Supplied material |
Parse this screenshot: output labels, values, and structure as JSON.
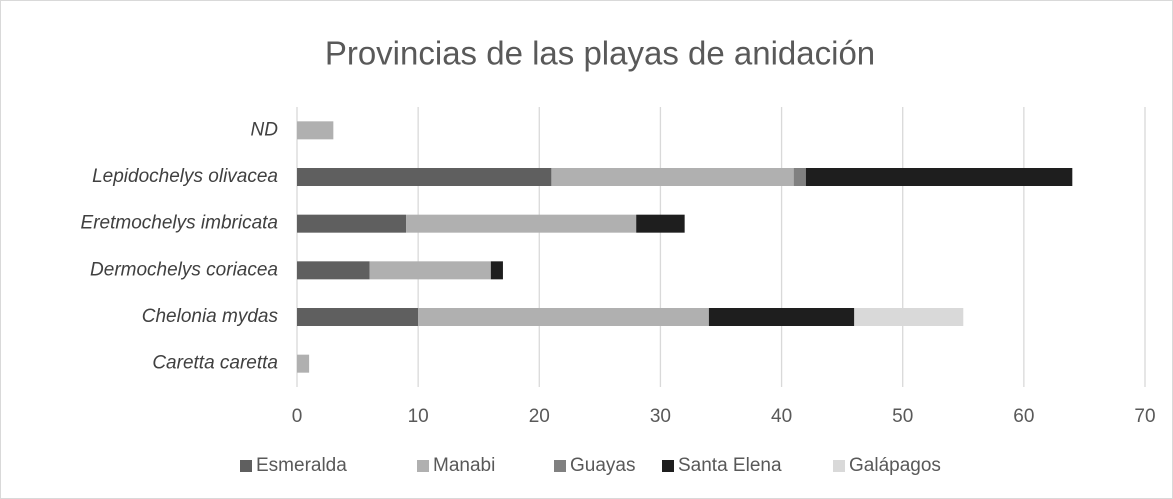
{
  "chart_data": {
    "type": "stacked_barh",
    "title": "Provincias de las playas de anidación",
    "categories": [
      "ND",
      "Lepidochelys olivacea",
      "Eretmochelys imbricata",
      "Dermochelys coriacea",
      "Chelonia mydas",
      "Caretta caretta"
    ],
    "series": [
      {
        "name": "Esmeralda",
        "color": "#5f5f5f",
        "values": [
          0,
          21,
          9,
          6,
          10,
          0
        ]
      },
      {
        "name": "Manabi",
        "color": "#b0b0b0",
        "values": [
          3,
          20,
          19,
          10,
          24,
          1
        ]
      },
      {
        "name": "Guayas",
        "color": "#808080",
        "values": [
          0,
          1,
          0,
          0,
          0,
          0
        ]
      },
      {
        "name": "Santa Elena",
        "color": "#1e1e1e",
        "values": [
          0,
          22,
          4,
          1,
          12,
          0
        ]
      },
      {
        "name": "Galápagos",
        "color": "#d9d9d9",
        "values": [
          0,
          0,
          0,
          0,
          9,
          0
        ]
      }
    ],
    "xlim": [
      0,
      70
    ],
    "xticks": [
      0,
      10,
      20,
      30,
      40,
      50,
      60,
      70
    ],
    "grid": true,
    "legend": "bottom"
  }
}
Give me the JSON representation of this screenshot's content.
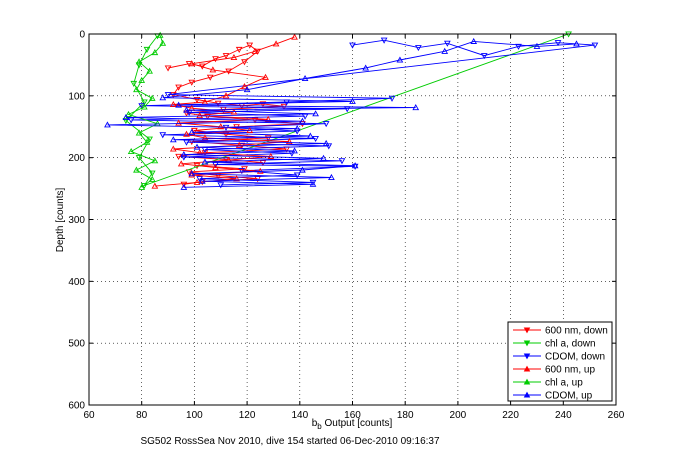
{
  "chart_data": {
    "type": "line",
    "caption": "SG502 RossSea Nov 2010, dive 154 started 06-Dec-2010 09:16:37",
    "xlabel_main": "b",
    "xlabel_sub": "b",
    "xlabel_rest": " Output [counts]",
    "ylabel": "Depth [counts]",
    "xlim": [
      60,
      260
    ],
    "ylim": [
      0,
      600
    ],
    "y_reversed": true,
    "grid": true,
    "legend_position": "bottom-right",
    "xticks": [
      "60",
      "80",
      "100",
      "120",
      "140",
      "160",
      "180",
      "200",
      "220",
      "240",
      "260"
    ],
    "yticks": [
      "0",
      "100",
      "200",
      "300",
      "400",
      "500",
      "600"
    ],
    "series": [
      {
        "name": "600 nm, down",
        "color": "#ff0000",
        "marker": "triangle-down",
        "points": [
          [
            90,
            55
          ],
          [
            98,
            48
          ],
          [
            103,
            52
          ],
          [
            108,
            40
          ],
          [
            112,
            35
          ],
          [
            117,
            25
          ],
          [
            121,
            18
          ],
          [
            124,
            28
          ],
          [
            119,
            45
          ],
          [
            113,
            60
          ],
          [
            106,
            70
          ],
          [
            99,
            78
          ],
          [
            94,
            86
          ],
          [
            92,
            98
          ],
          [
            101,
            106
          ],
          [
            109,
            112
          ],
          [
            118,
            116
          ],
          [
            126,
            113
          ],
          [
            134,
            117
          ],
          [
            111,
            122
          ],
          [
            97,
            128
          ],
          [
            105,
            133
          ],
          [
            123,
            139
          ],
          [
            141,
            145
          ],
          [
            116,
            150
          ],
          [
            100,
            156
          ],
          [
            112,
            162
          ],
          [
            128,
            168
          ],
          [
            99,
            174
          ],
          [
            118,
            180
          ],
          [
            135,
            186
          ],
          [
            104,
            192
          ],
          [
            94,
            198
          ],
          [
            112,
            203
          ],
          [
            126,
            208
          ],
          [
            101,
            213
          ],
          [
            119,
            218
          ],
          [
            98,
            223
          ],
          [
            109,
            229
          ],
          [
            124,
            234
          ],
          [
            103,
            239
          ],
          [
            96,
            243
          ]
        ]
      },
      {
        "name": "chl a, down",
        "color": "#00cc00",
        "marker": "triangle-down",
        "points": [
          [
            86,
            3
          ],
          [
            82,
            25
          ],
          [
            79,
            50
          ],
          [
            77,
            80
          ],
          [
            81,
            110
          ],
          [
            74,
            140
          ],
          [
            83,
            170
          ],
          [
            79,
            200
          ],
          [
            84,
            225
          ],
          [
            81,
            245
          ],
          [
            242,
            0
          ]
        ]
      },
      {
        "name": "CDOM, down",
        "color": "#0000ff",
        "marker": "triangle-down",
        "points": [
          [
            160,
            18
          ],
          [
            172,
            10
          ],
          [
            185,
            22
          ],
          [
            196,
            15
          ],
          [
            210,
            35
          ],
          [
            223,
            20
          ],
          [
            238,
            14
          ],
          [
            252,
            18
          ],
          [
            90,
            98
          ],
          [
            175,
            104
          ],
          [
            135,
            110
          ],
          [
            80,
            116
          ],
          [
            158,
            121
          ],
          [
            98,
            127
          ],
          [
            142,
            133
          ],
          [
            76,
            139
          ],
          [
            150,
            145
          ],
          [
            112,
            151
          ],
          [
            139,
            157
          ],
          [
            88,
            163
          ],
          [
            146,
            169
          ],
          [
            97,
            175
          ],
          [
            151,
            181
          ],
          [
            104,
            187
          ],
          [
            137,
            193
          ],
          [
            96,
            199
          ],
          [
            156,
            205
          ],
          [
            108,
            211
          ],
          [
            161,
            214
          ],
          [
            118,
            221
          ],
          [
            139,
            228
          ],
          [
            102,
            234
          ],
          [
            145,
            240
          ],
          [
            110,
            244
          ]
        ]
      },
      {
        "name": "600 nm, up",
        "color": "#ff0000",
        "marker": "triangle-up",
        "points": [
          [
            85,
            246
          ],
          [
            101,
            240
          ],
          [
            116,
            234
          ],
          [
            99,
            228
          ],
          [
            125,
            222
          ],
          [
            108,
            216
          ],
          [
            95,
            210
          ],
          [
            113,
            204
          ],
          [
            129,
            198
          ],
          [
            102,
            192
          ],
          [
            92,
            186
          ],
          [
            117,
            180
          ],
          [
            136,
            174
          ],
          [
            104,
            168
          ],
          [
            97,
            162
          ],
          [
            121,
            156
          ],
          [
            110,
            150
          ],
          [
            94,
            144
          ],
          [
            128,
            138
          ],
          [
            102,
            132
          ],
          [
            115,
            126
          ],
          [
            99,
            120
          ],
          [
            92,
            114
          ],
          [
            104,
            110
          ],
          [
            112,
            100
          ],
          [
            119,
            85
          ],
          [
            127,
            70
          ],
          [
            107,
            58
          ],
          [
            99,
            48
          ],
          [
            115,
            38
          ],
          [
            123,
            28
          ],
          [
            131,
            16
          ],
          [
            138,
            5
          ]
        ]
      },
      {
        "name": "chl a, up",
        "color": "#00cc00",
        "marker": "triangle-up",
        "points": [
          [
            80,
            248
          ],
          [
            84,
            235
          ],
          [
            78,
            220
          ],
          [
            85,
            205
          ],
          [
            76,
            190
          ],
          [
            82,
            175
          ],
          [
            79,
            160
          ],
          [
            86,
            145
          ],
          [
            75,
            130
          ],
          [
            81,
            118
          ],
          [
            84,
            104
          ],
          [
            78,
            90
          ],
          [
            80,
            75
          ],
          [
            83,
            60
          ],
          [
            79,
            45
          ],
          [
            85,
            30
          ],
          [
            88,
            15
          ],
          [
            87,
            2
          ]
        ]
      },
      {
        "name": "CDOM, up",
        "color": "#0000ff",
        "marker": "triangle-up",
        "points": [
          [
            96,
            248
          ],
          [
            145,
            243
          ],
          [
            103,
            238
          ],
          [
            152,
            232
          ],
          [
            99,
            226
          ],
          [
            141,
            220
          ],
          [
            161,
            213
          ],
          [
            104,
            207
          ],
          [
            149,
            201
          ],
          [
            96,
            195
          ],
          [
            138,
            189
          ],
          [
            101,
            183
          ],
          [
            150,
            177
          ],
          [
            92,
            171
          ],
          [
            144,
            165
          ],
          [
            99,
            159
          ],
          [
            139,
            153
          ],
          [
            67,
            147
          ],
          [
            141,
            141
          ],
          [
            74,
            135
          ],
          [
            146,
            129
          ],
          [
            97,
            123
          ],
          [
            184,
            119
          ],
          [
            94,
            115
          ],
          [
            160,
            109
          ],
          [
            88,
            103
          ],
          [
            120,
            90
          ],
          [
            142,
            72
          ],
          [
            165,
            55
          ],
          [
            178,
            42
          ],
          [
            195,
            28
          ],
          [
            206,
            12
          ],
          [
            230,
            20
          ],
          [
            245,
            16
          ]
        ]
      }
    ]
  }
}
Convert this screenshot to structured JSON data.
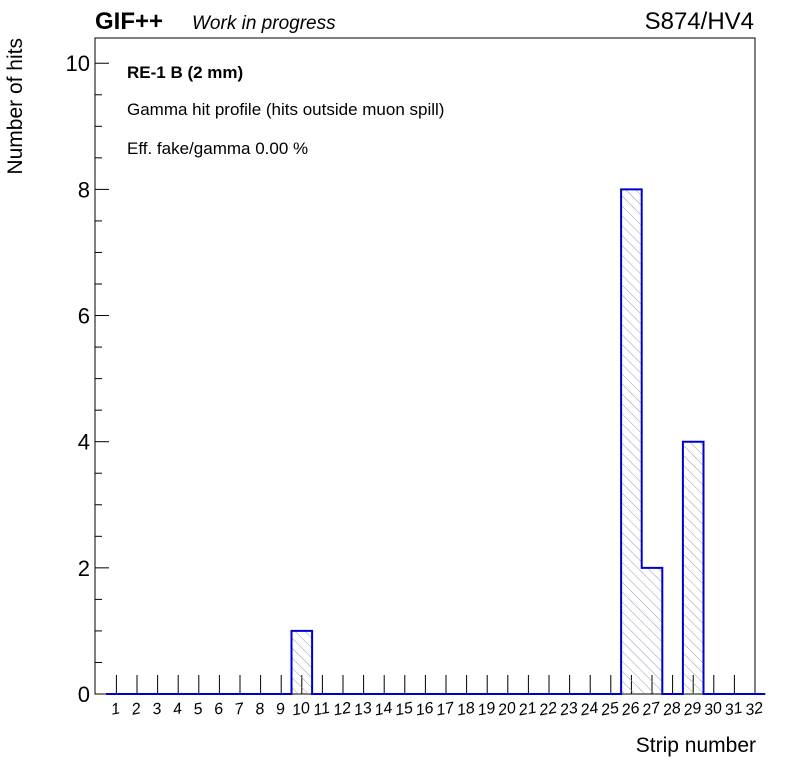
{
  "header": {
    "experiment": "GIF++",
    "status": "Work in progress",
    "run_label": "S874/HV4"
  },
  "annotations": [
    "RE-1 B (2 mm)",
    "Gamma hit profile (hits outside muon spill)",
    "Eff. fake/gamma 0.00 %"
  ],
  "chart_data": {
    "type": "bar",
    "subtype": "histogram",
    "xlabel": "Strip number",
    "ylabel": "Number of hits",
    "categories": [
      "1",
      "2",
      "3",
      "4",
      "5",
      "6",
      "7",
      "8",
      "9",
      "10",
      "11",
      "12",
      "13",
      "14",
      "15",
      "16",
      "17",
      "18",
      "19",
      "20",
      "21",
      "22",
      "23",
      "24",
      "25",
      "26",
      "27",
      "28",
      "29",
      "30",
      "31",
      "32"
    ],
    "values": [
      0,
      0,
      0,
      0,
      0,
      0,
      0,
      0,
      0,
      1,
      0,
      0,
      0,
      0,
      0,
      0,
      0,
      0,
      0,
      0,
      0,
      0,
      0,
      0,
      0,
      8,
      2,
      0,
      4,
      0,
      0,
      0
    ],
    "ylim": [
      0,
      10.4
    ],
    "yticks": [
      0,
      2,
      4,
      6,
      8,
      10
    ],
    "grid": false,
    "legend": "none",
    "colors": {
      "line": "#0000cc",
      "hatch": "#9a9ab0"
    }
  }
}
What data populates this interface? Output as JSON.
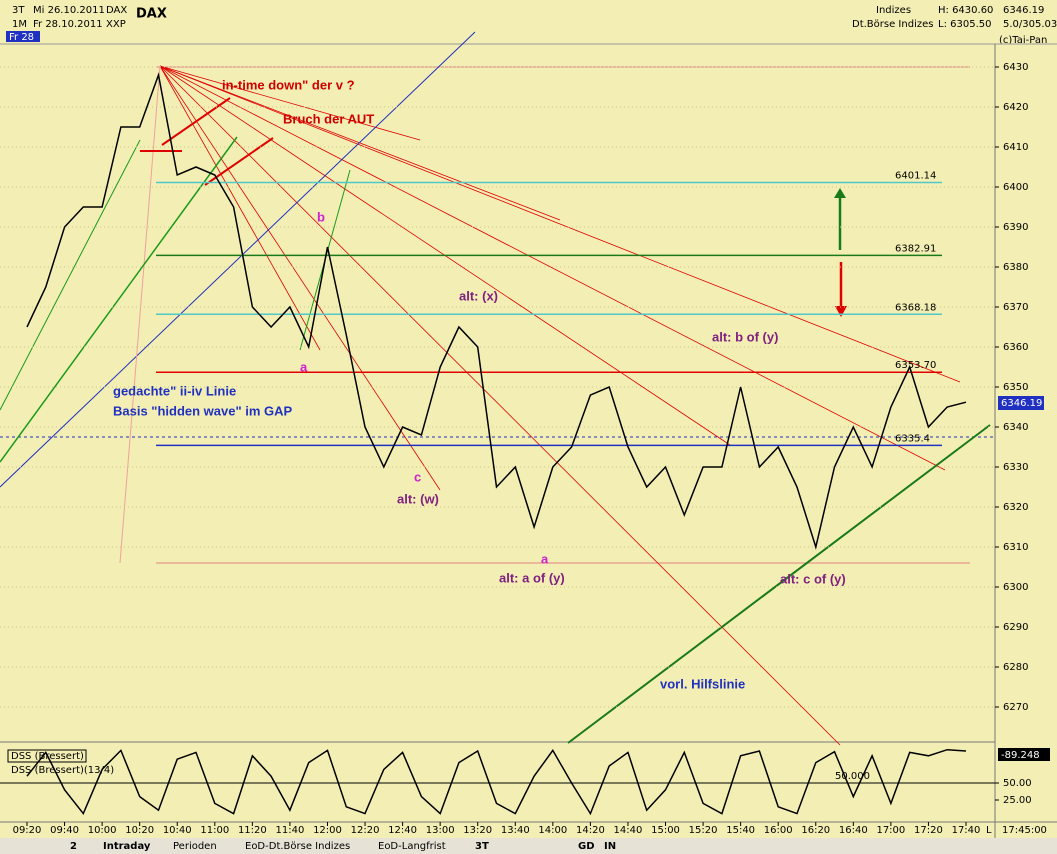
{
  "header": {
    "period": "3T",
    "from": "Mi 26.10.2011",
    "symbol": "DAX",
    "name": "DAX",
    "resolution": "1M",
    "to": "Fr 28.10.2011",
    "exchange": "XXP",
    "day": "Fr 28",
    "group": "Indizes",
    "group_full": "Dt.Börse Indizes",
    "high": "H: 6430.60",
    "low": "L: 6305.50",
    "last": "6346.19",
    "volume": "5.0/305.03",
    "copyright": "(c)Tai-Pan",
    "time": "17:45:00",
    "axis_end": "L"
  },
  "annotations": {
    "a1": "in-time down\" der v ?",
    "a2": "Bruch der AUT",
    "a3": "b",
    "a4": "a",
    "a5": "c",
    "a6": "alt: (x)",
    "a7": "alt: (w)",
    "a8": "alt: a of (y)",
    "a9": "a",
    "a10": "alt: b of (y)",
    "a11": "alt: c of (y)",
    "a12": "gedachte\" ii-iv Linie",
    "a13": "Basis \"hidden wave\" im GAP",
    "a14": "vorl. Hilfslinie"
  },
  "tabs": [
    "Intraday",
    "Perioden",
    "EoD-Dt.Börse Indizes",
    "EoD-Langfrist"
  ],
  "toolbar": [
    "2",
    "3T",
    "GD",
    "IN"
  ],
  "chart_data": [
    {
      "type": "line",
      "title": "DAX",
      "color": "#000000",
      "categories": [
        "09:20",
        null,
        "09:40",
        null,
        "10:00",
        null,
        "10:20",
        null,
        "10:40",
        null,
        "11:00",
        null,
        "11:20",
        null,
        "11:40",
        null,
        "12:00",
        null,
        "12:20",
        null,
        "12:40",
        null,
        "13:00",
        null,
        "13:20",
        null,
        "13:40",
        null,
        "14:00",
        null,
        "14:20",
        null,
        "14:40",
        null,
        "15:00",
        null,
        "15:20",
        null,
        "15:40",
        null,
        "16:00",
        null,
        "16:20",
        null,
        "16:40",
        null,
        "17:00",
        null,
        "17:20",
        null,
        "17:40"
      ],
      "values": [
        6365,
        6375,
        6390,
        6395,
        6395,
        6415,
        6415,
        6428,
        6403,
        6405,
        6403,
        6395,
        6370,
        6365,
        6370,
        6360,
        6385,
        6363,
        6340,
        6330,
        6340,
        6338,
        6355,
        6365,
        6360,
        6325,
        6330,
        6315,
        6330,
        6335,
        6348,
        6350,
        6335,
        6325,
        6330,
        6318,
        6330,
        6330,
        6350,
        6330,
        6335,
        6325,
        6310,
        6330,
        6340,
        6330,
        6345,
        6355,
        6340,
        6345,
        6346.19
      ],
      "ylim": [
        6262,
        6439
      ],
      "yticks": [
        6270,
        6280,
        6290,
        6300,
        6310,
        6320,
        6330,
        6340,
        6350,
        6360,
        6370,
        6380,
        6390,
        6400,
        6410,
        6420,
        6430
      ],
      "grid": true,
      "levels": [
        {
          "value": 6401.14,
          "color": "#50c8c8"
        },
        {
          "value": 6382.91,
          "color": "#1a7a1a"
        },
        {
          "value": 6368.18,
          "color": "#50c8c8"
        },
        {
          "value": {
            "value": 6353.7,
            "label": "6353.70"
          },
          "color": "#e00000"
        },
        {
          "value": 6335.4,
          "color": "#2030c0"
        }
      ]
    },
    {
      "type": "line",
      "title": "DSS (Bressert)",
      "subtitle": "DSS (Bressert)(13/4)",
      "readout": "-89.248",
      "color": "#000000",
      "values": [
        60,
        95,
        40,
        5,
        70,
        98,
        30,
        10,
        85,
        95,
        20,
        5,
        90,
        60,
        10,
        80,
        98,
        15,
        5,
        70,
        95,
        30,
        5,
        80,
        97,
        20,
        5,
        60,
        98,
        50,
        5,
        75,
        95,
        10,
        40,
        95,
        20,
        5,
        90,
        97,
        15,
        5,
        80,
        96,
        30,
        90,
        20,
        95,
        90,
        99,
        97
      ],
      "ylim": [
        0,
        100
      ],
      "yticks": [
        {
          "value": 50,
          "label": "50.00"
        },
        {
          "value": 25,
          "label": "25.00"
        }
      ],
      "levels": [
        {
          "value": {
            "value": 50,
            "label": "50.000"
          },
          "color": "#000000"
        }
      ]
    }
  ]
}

Exercise task | Look through the data above. Copy every line with the string "Indizes" in it.

Worked solution |
    "group": "Indizes",
    "group_full": "Dt.Börse Indizes",
    "EoD-Dt.Börse Indizes",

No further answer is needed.